What is required => Omit every picture and write out the rest of the records exactly.

______

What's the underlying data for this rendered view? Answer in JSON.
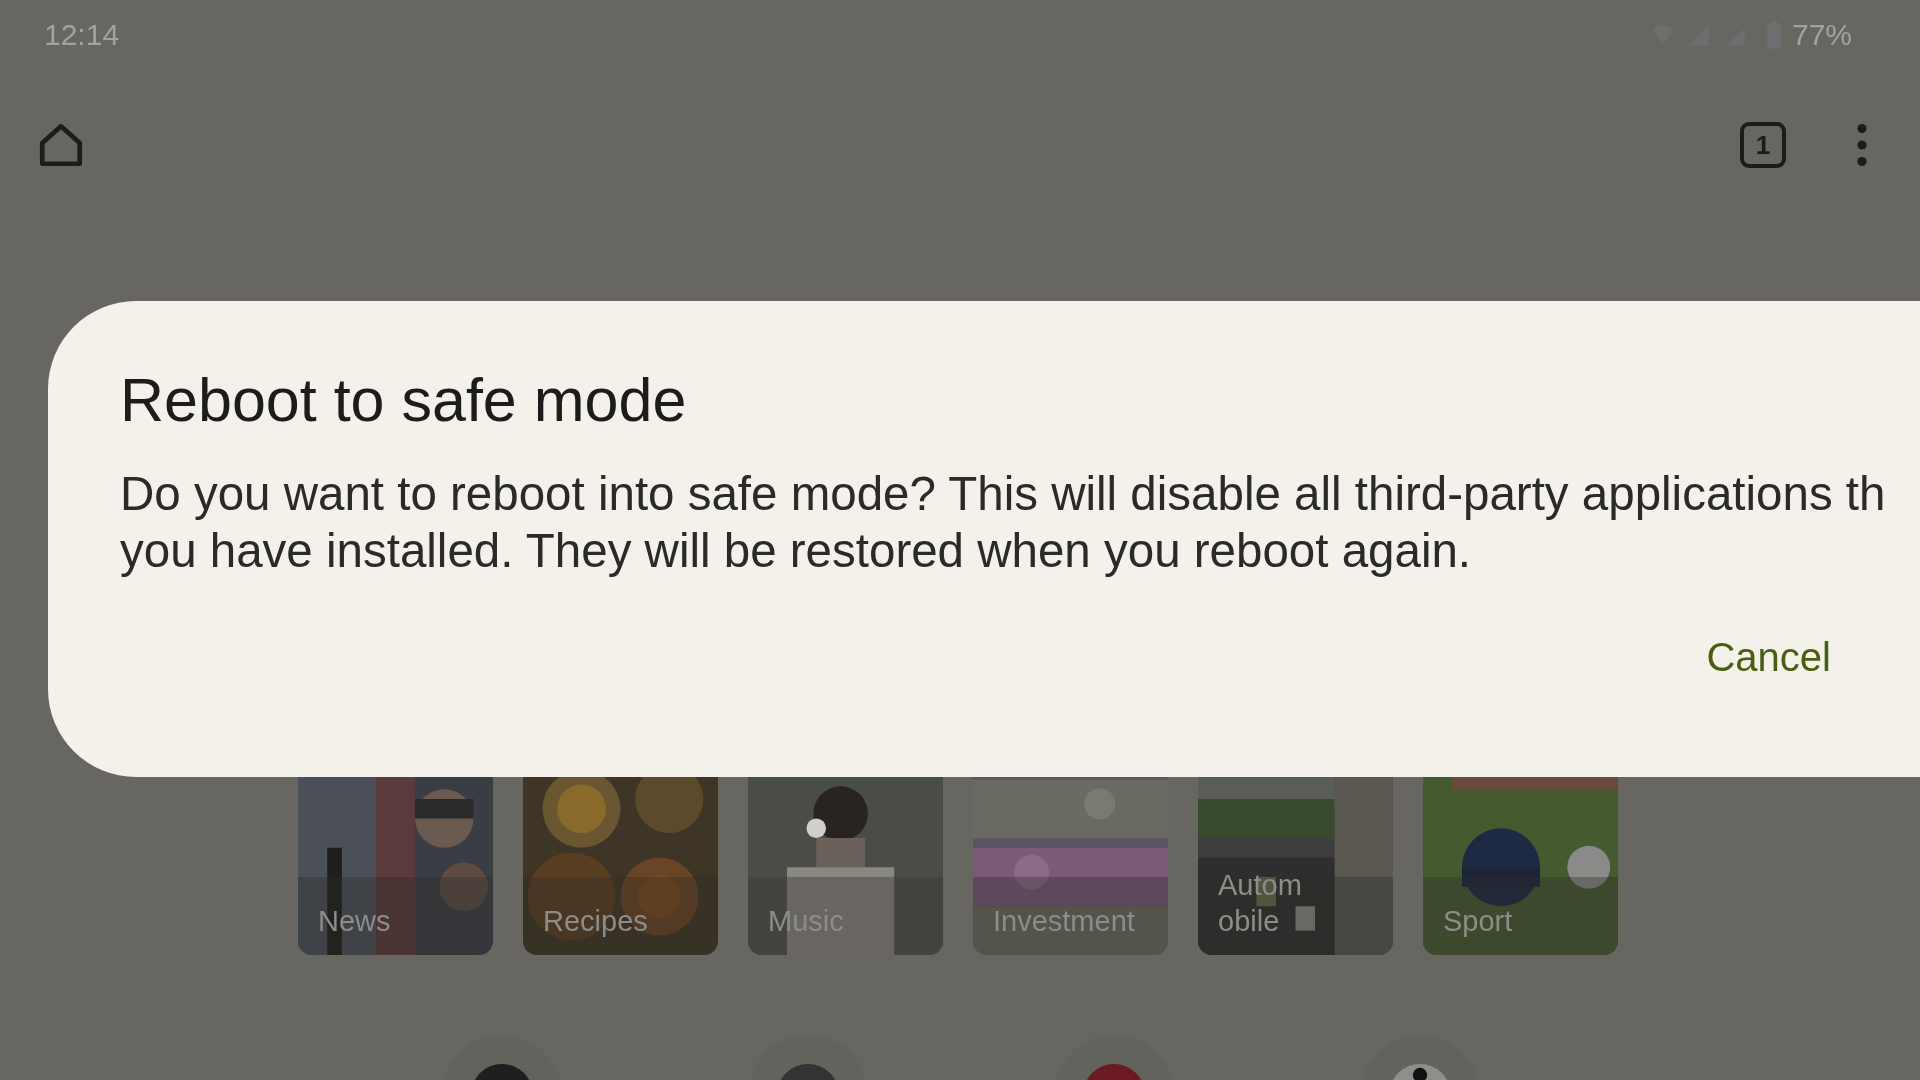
{
  "status_bar": {
    "time": "12:14",
    "battery": "77%"
  },
  "toolbar": {
    "tab_count": "1"
  },
  "dialog": {
    "title": "Reboot to safe mode",
    "body_lines": [
      "Do you want to reboot into safe mode? This will disable all third-party applications th",
      "you have installed. They will be restored when you reboot again."
    ],
    "buttons": [
      "Cancel"
    ]
  },
  "tiles": [
    {
      "label_lines": [
        "News"
      ]
    },
    {
      "label_lines": [
        "Recipes"
      ]
    },
    {
      "label_lines": [
        "Music"
      ]
    },
    {
      "label_lines": [
        "Investment"
      ]
    },
    {
      "label_lines": [
        "Autom",
        "obile"
      ]
    },
    {
      "label_lines": [
        "Sport"
      ]
    }
  ],
  "shortcuts": [
    {
      "color": "#1f1f1f",
      "kind": "plain"
    },
    {
      "color": "#333333",
      "kind": "plain"
    },
    {
      "color": "#6b1a22",
      "kind": "plain"
    },
    {
      "color": "#8e8f8b",
      "kind": "figure"
    }
  ]
}
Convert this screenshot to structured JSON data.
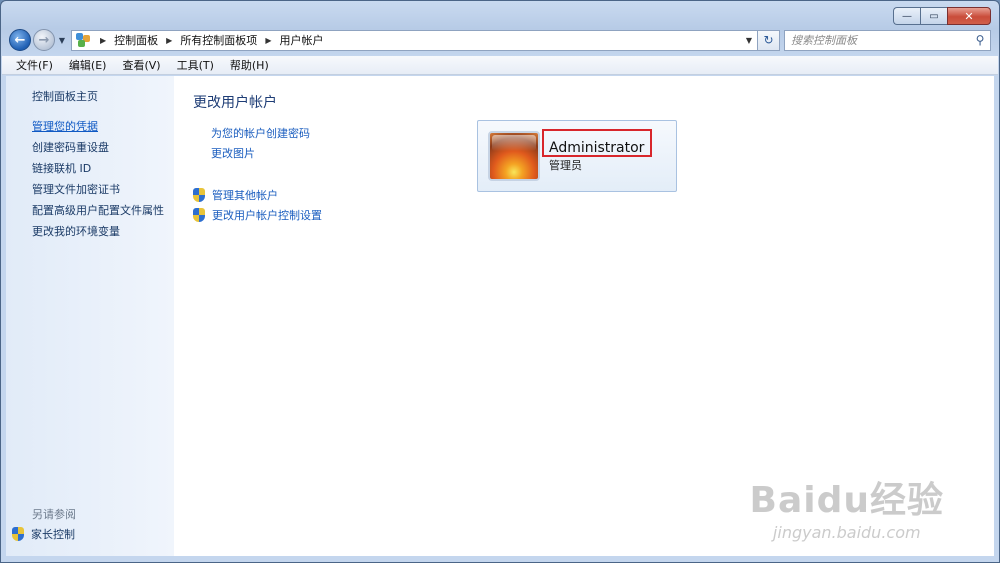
{
  "window": {
    "close_glyph": "✕",
    "minimize_glyph": "—",
    "maximize_glyph": "▭"
  },
  "address": {
    "crumbs": [
      "控制面板",
      "所有控制面板项",
      "用户帐户"
    ],
    "search_placeholder": "搜索控制面板"
  },
  "menu": [
    "文件(F)",
    "编辑(E)",
    "查看(V)",
    "工具(T)",
    "帮助(H)"
  ],
  "sidebar": {
    "home": "控制面板主页",
    "links": [
      "管理您的凭据",
      "创建密码重设盘",
      "链接联机 ID",
      "管理文件加密证书",
      "配置高级用户配置文件属性",
      "更改我的环境变量"
    ],
    "active_index": 0,
    "see_also": "另请参阅",
    "family": "家长控制"
  },
  "main": {
    "title": "更改用户帐户",
    "tasks": [
      "为您的帐户创建密码",
      "更改图片"
    ],
    "shield_tasks": [
      "管理其他帐户",
      "更改用户帐户控制设置"
    ]
  },
  "user": {
    "name": "Administrator",
    "role": "管理员"
  },
  "watermark": {
    "main": "Baidu经验",
    "sub": "jingyan.baidu.com"
  },
  "colors": {
    "link": "#1a5dbf",
    "highlight": "#d8262b",
    "title": "#1e3d76"
  },
  "icons": [
    "back-arrow-icon",
    "forward-arrow-icon",
    "control-panel-icon",
    "refresh-icon",
    "search-icon",
    "uac-shield-icon",
    "help-icon"
  ]
}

______

The reply =>
What's the underlying data for this rendered view? Answer in JSON.
{
  "status_bar": {
    "time": "12:14",
    "battery": "77%"
  },
  "toolbar": {
    "tab_count": "1"
  },
  "dialog": {
    "title": "Reboot to safe mode",
    "body_lines": [
      "Do you want to reboot into safe mode? This will disable all third-party applications th",
      "you have installed. They will be restored when you reboot again."
    ],
    "buttons": [
      "Cancel"
    ]
  },
  "tiles": [
    {
      "label_lines": [
        "News"
      ]
    },
    {
      "label_lines": [
        "Recipes"
      ]
    },
    {
      "label_lines": [
        "Music"
      ]
    },
    {
      "label_lines": [
        "Investment"
      ]
    },
    {
      "label_lines": [
        "Autom",
        "obile"
      ]
    },
    {
      "label_lines": [
        "Sport"
      ]
    }
  ],
  "shortcuts": [
    {
      "color": "#1f1f1f",
      "kind": "plain"
    },
    {
      "color": "#333333",
      "kind": "plain"
    },
    {
      "color": "#6b1a22",
      "kind": "plain"
    },
    {
      "color": "#8e8f8b",
      "kind": "figure"
    }
  ]
}
Convert this screenshot to structured JSON data.
{
  "window": {
    "close_glyph": "✕",
    "minimize_glyph": "—",
    "maximize_glyph": "▭"
  },
  "address": {
    "crumbs": [
      "控制面板",
      "所有控制面板项",
      "用户帐户"
    ],
    "search_placeholder": "搜索控制面板"
  },
  "menu": [
    "文件(F)",
    "编辑(E)",
    "查看(V)",
    "工具(T)",
    "帮助(H)"
  ],
  "sidebar": {
    "home": "控制面板主页",
    "links": [
      "管理您的凭据",
      "创建密码重设盘",
      "链接联机 ID",
      "管理文件加密证书",
      "配置高级用户配置文件属性",
      "更改我的环境变量"
    ],
    "active_index": 0,
    "see_also": "另请参阅",
    "family": "家长控制"
  },
  "main": {
    "title": "更改用户帐户",
    "tasks": [
      "为您的帐户创建密码",
      "更改图片"
    ],
    "shield_tasks": [
      "管理其他帐户",
      "更改用户帐户控制设置"
    ]
  },
  "user": {
    "name": "Administrator",
    "role": "管理员"
  },
  "watermark": {
    "main": "Baidu经验",
    "sub": "jingyan.baidu.com"
  },
  "colors": {
    "link": "#1a5dbf",
    "highlight": "#d8262b",
    "title": "#1e3d76"
  },
  "icons": [
    "back-arrow-icon",
    "forward-arrow-icon",
    "control-panel-icon",
    "refresh-icon",
    "search-icon",
    "uac-shield-icon",
    "help-icon"
  ]
}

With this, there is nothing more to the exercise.